━━━ GIVEN ENTRIES ━━━

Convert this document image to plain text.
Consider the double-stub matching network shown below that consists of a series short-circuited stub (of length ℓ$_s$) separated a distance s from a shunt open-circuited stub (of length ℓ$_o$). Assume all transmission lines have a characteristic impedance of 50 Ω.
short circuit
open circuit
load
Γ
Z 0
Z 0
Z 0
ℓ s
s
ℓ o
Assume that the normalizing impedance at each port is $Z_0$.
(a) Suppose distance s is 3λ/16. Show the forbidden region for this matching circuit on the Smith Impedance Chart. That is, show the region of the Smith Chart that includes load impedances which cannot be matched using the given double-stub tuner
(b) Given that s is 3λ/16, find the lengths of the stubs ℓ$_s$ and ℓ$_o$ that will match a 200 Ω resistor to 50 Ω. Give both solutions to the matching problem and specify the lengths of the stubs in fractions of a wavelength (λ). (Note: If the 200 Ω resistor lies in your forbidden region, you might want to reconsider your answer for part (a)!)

━━━

* [PROBLEM TO WORK ON]
Take each line containing the string "this" and copy it out.

* [SOLUTION TO THE EXERCISE]
Convert this document image to plain text.
(a) Suppose distance s is 3λ/16. Show the forbidden region for this matching circuit on the Smith Impedance Chart. That is, show the region of the Smith Chart that includes load impedances which cannot be matched using the given double-stub tuner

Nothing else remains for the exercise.